(Lines of data)
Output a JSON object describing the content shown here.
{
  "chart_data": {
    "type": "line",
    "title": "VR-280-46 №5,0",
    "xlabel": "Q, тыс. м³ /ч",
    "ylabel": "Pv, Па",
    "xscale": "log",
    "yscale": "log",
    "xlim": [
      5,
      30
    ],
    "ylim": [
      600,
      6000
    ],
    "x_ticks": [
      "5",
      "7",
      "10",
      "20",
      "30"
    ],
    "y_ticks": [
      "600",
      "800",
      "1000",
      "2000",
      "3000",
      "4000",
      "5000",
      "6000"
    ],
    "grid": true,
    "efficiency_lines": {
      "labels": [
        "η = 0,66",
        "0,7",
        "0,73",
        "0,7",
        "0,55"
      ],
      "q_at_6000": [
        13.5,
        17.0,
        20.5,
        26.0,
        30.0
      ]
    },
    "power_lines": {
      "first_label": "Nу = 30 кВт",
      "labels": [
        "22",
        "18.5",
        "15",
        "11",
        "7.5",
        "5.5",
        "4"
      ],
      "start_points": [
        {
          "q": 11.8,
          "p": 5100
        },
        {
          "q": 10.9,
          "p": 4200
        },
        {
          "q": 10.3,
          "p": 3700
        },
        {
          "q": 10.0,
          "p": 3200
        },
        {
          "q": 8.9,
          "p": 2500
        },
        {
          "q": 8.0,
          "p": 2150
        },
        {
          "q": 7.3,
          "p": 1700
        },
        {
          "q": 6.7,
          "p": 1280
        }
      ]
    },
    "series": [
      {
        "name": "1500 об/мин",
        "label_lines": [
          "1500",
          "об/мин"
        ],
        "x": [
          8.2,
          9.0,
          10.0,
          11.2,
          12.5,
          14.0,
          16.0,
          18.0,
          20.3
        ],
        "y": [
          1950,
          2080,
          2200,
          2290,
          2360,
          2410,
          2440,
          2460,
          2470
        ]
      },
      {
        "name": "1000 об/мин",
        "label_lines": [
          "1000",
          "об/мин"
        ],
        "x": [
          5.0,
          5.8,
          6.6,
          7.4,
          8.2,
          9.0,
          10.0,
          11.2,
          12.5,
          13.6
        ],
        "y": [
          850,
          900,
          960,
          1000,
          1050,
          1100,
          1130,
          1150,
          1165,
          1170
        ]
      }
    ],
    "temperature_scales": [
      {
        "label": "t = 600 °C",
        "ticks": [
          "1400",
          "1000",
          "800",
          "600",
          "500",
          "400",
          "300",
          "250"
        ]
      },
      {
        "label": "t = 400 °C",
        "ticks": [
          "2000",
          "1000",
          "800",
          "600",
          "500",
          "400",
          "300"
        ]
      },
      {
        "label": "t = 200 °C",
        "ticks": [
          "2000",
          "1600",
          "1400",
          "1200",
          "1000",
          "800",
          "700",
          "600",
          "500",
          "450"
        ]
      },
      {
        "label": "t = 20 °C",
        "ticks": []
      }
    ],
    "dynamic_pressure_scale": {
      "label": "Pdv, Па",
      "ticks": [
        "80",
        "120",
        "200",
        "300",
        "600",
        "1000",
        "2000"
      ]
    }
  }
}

TASK OBJECTIVE - Repeat the material above exactly.

RESPONSE TO THE EXERCISE -
Output a JSON object describing the content shown here.
{
  "chart_data": {
    "type": "line",
    "title": "VR-280-46 №5,0",
    "xlabel": "Q, тыс. м³ /ч",
    "ylabel": "Pv, Па",
    "xscale": "log",
    "yscale": "log",
    "xlim": [
      5,
      30
    ],
    "ylim": [
      600,
      6000
    ],
    "x_ticks": [
      "5",
      "7",
      "10",
      "20",
      "30"
    ],
    "y_ticks": [
      "600",
      "800",
      "1000",
      "2000",
      "3000",
      "4000",
      "5000",
      "6000"
    ],
    "grid": true,
    "efficiency_lines": {
      "labels": [
        "η = 0,66",
        "0,7",
        "0,73",
        "0,7",
        "0,55"
      ],
      "q_at_6000": [
        13.5,
        17.0,
        20.5,
        26.0,
        30.0
      ]
    },
    "power_lines": {
      "first_label": "Nу = 30 кВт",
      "labels": [
        "22",
        "18.5",
        "15",
        "11",
        "7.5",
        "5.5",
        "4"
      ],
      "start_points": [
        {
          "q": 11.8,
          "p": 5100
        },
        {
          "q": 10.9,
          "p": 4200
        },
        {
          "q": 10.3,
          "p": 3700
        },
        {
          "q": 10.0,
          "p": 3200
        },
        {
          "q": 8.9,
          "p": 2500
        },
        {
          "q": 8.0,
          "p": 2150
        },
        {
          "q": 7.3,
          "p": 1700
        },
        {
          "q": 6.7,
          "p": 1280
        }
      ]
    },
    "series": [
      {
        "name": "1500 об/мин",
        "label_lines": [
          "1500",
          "об/мин"
        ],
        "x": [
          8.2,
          9.0,
          10.0,
          11.2,
          12.5,
          14.0,
          16.0,
          18.0,
          20.3
        ],
        "y": [
          1950,
          2080,
          2200,
          2290,
          2360,
          2410,
          2440,
          2460,
          2470
        ]
      },
      {
        "name": "1000 об/мин",
        "label_lines": [
          "1000",
          "об/мин"
        ],
        "x": [
          5.0,
          5.8,
          6.6,
          7.4,
          8.2,
          9.0,
          10.0,
          11.2,
          12.5,
          13.6
        ],
        "y": [
          850,
          900,
          960,
          1000,
          1050,
          1100,
          1130,
          1150,
          1165,
          1170
        ]
      }
    ],
    "temperature_scales": [
      {
        "label": "t = 600 °C",
        "ticks": [
          "1400",
          "1000",
          "800",
          "600",
          "500",
          "400",
          "300",
          "250"
        ]
      },
      {
        "label": "t = 400 °C",
        "ticks": [
          "2000",
          "1000",
          "800",
          "600",
          "500",
          "400",
          "300"
        ]
      },
      {
        "label": "t = 200 °C",
        "ticks": [
          "2000",
          "1600",
          "1400",
          "1200",
          "1000",
          "800",
          "700",
          "600",
          "500",
          "450"
        ]
      },
      {
        "label": "t = 20 °C",
        "ticks": []
      }
    ],
    "dynamic_pressure_scale": {
      "label": "Pdv, Па",
      "ticks": [
        "80",
        "120",
        "200",
        "300",
        "600",
        "1000",
        "2000"
      ]
    }
  }
}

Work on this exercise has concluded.